-- PASSAGE PROVIDED --
There are two body rails that run down the center of the car.  The outside dimension is 14 inches.

At the midpoint in the length of these rails is a bridge between the two designed to support the center drive shaft bearing.  Two bolts, on 7 inch centers, hang from the bridge

 

 

Bottom of Differential frame to ground               9”

From Bottom of Rail to Ground                                    13’

Floor to Ground                                                           16”

Out side Center Rails                                                    14”

From Center bearing to front end of Rail                       26”

 

Bearing Bolt centers                                                      7”

Rail ends to bearing bolts passenger side                       17”

Bearing bolt to rear rail end driver side              18”

-- PROVIDED RECORDS --
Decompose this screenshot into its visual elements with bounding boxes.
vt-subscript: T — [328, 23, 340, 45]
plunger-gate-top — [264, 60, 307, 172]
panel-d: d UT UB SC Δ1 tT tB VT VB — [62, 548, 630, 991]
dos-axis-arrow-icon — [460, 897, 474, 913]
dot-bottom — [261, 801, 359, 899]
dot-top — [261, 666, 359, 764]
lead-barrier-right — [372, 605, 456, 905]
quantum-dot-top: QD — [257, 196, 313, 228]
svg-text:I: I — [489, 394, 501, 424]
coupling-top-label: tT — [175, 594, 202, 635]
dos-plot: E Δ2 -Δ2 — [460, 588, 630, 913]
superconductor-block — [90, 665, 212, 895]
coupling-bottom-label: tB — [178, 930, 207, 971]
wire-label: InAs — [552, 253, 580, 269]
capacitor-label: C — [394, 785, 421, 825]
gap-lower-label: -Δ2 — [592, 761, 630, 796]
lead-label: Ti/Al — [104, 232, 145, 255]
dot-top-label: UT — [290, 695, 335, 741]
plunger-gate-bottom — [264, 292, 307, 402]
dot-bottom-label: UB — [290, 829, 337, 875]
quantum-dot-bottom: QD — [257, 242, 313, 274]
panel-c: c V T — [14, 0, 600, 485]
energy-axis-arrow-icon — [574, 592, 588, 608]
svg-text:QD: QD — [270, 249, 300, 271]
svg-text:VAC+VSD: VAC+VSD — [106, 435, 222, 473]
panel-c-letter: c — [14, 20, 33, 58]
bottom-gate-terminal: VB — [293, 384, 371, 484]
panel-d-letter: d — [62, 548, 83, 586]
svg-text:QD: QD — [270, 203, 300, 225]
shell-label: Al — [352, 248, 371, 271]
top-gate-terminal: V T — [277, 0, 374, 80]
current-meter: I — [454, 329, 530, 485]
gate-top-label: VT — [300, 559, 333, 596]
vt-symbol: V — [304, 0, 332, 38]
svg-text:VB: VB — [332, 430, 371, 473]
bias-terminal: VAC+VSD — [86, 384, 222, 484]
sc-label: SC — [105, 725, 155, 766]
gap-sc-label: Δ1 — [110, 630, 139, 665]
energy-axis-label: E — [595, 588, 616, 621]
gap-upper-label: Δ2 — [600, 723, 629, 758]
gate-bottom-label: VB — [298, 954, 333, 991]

-- YOUR OBJECTIVE --
Reproduce the text on the car's center body rail measurements in full, word for word.

-- ANSWER BOX --
There are two body rails that run down the center of the car.  The outside dimension is 14 inches.

At the midpoint in the length of these rails is a bridge between the two designed to support the center drive shaft bearing.  Two bolts, on 7 inch centers, hang from the bridge

 

 

Bottom of Differential frame to ground               9”

From Bottom of Rail to Ground                                    13’

Floor to Ground                                                           16”

Out side Center Rails                                                    14”

From Center bearing to front end of Rail                       26”

 

Bearing Bolt centers                                                      7”

Rail ends to bearing bolts passenger side                       17”

Bearing bolt to rear rail end driver side              18”